_What you need to do:_
Where the word "label" occurs in a line, return that line.

_Provided data:_
[Start]

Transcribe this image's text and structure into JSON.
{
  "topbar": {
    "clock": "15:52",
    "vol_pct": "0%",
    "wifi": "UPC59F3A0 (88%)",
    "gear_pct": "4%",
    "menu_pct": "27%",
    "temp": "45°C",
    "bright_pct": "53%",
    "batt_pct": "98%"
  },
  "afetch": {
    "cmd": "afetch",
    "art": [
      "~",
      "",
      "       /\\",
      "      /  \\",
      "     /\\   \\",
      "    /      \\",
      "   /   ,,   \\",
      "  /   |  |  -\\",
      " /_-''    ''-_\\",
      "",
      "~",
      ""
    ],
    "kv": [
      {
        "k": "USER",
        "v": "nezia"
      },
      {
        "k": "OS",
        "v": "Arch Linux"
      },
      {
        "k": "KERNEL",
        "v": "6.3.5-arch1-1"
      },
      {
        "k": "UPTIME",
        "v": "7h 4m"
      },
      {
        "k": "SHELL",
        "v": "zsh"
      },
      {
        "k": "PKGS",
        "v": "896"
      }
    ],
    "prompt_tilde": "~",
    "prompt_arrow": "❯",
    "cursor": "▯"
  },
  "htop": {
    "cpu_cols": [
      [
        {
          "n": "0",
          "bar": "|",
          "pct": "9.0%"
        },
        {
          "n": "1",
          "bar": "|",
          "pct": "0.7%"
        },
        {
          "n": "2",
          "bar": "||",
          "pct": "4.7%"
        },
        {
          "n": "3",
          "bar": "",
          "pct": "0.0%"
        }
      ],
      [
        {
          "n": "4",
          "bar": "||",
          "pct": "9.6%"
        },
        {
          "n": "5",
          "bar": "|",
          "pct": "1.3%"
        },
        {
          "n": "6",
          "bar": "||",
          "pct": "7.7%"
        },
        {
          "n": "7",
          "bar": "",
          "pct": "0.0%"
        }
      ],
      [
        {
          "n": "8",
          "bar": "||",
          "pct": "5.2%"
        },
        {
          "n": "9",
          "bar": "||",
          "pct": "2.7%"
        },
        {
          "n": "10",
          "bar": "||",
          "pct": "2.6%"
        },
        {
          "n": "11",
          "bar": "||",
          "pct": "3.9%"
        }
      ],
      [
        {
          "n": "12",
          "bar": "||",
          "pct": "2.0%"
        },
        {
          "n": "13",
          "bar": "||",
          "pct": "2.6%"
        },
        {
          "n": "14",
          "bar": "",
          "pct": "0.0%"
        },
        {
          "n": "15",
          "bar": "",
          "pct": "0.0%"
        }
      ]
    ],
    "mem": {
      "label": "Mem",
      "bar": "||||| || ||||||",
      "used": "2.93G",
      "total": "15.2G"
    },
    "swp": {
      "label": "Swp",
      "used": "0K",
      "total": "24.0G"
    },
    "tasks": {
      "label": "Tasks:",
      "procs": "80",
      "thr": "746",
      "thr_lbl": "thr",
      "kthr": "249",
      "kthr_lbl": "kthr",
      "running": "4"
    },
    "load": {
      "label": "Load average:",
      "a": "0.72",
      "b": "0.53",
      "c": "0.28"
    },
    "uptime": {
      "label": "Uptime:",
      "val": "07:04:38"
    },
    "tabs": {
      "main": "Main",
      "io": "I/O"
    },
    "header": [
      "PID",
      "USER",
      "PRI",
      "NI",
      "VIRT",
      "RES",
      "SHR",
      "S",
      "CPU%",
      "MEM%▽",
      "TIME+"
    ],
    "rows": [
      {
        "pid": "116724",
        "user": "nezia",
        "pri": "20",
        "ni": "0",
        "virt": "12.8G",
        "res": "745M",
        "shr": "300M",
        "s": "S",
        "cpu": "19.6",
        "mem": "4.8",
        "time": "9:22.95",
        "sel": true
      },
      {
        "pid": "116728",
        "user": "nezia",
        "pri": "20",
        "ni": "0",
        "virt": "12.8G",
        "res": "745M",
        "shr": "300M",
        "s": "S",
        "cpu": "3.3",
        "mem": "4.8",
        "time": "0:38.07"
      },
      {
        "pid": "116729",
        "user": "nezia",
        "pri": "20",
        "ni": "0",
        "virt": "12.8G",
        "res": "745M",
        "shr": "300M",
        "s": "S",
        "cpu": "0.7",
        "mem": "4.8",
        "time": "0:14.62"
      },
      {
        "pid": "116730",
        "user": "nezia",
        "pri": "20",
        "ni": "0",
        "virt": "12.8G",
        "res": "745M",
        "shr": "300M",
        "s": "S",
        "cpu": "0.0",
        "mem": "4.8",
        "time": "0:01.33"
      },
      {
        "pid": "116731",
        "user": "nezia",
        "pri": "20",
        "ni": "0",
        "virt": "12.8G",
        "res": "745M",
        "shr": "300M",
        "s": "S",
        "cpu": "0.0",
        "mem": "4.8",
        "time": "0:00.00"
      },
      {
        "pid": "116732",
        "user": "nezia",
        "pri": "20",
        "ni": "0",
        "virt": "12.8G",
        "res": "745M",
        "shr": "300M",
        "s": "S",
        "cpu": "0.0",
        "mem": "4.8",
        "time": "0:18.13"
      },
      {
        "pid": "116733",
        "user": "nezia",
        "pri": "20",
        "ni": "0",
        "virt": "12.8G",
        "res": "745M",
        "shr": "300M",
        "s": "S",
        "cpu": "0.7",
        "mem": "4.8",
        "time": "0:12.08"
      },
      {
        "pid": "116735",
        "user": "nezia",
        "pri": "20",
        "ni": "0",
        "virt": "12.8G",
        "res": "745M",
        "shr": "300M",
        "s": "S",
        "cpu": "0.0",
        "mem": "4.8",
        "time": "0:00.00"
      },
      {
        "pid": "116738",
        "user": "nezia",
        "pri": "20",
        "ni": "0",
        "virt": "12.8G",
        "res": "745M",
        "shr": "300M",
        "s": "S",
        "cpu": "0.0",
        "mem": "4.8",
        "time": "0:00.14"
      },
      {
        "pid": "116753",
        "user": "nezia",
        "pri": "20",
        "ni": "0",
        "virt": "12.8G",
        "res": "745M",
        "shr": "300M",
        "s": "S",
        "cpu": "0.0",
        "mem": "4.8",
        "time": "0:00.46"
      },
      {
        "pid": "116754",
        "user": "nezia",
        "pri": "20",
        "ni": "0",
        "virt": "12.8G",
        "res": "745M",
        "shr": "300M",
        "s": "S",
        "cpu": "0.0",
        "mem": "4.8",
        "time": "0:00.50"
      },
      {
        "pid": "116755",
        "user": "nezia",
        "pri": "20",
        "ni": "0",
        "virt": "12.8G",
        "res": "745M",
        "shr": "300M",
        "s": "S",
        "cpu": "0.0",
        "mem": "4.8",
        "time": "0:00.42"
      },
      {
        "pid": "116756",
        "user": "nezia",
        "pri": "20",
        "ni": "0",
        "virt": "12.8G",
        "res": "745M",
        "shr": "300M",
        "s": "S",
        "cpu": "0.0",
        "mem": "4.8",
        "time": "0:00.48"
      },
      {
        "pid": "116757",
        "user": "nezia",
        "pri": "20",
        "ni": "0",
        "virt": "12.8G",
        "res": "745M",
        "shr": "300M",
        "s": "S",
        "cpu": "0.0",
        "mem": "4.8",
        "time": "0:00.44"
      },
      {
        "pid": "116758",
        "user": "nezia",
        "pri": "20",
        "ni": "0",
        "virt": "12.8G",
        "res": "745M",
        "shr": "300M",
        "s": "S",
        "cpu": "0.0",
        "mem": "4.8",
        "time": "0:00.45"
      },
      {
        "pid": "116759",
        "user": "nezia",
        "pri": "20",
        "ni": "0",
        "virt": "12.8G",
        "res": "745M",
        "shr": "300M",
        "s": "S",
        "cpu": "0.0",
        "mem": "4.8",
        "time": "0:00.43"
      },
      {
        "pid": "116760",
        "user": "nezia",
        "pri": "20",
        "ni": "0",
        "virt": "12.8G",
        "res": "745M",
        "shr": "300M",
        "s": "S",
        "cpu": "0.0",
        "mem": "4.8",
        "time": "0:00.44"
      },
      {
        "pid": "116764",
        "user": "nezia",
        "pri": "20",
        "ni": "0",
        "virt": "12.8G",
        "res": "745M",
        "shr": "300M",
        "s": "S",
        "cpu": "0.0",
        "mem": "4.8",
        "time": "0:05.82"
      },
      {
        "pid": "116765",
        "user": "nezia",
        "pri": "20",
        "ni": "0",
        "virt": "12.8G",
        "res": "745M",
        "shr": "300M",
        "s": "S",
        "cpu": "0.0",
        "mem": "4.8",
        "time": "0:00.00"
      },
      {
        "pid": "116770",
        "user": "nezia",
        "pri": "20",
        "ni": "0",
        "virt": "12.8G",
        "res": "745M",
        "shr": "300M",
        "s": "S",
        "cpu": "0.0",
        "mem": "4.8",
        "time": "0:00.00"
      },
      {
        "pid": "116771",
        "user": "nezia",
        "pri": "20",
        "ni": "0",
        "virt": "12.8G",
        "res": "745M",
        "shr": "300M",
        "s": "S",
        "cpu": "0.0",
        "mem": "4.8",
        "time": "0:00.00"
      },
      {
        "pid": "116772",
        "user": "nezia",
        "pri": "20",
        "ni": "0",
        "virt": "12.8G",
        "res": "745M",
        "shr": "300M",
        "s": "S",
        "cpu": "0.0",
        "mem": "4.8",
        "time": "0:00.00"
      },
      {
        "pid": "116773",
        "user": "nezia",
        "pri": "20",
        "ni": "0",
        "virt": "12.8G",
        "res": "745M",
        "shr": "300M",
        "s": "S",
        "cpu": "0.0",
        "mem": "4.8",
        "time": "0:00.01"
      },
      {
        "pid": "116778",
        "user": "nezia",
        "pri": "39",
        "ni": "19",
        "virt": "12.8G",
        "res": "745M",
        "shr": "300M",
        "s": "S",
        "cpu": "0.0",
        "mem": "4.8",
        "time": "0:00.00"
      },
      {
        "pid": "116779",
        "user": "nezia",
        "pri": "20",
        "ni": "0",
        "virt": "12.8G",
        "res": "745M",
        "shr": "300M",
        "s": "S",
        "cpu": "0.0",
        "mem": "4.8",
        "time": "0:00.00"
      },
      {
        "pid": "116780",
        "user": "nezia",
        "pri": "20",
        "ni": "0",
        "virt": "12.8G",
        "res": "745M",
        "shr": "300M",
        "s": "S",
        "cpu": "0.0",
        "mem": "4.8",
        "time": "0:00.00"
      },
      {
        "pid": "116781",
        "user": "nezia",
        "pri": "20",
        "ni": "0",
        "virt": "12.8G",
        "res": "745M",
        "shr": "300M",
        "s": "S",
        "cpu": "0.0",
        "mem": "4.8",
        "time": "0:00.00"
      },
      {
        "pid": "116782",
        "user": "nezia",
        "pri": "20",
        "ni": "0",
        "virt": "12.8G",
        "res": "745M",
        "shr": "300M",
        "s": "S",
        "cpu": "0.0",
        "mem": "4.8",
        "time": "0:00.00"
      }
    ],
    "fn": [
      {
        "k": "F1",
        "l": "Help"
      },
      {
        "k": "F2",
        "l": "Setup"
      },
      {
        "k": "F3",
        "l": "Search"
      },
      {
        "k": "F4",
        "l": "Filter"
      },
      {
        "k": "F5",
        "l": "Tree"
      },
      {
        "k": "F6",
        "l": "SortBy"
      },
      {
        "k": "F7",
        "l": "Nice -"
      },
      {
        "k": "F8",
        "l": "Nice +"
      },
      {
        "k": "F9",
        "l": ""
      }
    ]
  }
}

[End]

_Result for this exercise:_
      "label": "Mem",
      "label": "Swp",
      "label": "Tasks:",
      "label": "Load average:",
      "label": "Uptime:",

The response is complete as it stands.